- [AIM] Filter the data for lines with the word "MATEO", then copy every line so identified.

- [LISTING]
------------------------------------
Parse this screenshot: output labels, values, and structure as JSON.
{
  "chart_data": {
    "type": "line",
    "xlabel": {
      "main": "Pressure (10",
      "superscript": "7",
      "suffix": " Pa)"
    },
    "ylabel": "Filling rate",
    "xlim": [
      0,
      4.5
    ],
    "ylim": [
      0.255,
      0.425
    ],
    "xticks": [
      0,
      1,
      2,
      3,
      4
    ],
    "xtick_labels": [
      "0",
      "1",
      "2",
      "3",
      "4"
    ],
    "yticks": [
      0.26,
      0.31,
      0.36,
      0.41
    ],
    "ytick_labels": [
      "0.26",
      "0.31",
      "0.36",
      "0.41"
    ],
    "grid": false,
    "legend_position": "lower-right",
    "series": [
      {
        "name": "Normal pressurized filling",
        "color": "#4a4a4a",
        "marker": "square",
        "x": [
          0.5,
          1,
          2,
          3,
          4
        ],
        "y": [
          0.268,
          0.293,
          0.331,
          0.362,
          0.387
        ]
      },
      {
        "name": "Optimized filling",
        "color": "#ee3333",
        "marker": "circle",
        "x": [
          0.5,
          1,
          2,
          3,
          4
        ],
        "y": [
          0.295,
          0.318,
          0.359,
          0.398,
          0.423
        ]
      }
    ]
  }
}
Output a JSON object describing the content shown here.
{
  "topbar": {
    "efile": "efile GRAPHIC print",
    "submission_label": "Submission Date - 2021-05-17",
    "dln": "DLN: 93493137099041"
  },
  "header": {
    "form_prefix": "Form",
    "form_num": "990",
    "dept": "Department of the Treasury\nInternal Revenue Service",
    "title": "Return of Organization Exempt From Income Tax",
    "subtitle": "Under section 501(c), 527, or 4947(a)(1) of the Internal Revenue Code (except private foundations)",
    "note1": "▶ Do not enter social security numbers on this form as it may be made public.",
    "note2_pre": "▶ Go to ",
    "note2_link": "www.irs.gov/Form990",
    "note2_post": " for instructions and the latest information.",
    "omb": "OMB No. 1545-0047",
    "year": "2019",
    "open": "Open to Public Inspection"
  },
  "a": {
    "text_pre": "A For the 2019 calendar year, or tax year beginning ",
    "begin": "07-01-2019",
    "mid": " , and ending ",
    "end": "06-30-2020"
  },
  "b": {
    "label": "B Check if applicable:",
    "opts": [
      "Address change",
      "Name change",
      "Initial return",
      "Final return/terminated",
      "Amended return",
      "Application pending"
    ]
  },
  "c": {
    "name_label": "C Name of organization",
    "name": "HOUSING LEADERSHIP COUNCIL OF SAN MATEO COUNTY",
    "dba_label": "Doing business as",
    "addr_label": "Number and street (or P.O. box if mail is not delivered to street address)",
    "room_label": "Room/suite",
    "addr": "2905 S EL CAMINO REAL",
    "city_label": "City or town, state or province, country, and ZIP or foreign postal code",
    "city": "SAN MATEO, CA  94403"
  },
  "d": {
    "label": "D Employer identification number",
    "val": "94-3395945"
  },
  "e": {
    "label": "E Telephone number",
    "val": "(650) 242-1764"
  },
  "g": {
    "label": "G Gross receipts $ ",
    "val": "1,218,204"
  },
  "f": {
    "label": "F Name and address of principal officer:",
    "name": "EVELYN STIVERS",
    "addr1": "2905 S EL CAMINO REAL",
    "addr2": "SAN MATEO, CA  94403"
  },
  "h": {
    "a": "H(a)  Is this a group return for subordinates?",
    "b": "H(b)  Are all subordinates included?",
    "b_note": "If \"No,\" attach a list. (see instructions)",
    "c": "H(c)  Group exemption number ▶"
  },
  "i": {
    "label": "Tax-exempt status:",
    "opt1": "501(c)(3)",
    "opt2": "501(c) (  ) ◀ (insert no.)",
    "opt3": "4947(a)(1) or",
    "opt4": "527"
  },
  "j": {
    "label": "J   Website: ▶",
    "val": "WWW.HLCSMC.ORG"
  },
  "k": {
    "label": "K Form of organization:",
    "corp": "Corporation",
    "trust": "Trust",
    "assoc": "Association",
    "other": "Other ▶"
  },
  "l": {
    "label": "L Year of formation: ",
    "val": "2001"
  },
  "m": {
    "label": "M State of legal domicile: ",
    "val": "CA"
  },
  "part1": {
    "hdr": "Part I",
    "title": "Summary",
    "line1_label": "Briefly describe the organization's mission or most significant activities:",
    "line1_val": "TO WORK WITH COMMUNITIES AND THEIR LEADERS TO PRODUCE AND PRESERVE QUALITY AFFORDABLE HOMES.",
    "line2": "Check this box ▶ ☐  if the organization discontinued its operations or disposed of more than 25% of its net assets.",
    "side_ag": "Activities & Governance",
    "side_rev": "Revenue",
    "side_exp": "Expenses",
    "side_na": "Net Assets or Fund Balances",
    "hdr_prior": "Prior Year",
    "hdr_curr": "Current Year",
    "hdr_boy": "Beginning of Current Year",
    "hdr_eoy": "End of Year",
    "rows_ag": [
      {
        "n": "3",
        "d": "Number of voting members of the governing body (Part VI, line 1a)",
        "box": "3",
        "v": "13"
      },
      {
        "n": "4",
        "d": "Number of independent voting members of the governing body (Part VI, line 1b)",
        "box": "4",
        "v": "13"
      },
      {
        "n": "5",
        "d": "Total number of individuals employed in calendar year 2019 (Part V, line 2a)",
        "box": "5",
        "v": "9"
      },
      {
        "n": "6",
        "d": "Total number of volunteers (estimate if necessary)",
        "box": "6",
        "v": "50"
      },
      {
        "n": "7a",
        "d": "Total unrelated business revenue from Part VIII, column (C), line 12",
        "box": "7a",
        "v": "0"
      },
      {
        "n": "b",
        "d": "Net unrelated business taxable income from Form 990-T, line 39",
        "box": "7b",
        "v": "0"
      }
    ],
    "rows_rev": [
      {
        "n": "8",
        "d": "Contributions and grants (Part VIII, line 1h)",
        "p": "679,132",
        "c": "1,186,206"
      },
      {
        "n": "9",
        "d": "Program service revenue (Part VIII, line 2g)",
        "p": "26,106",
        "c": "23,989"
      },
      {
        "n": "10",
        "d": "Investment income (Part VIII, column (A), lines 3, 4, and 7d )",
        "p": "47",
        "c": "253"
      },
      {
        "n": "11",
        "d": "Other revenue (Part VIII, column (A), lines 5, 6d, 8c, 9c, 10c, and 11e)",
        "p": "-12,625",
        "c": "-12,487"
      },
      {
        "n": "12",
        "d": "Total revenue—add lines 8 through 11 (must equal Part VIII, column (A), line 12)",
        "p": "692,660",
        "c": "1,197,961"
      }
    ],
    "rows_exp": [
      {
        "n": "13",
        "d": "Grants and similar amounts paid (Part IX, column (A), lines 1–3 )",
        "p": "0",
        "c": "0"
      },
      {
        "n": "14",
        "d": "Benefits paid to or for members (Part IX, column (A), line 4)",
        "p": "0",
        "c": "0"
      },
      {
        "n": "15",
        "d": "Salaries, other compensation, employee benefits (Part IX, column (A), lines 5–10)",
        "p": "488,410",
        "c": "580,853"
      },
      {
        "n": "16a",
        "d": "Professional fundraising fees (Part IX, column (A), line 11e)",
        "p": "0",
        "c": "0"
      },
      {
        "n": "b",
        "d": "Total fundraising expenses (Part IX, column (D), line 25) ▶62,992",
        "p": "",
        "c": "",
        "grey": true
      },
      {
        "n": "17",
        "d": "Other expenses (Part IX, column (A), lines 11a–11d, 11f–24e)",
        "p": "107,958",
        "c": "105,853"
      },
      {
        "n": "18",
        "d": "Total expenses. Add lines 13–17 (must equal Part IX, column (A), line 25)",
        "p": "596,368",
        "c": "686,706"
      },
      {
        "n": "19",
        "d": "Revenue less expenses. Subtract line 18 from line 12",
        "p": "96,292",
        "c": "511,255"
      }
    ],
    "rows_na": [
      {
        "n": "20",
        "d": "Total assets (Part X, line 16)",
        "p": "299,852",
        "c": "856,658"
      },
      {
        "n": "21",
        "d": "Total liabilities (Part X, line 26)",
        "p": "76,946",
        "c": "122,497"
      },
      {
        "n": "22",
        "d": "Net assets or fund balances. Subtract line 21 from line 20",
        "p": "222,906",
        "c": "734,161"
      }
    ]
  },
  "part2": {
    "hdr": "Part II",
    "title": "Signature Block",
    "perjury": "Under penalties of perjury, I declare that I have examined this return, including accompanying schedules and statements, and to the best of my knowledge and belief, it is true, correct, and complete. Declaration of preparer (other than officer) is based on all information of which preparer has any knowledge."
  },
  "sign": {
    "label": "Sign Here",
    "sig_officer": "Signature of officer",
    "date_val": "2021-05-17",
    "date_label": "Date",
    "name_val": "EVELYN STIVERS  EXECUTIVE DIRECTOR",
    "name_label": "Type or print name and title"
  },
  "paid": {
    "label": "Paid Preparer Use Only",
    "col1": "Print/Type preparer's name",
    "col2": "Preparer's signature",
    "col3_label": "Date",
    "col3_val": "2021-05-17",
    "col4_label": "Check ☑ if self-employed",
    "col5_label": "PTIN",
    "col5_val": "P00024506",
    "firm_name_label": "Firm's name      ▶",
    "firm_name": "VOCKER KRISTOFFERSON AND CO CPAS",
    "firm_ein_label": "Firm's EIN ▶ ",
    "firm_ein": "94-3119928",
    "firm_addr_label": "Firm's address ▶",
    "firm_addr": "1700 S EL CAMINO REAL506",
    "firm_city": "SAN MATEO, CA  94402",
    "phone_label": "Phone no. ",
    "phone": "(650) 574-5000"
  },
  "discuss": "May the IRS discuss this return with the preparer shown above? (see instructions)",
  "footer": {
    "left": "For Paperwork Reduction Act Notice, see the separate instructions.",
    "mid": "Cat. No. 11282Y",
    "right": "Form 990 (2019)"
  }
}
------------------------------------
- [WRITTEN RESPONSE]
    "name": "HOUSING LEADERSHIP COUNCIL OF SAN MATEO COUNTY",
    "city": "SAN MATEO, CA  94403"
    "addr2": "SAN MATEO, CA  94403"
    "firm_city": "SAN MATEO, CA  94402",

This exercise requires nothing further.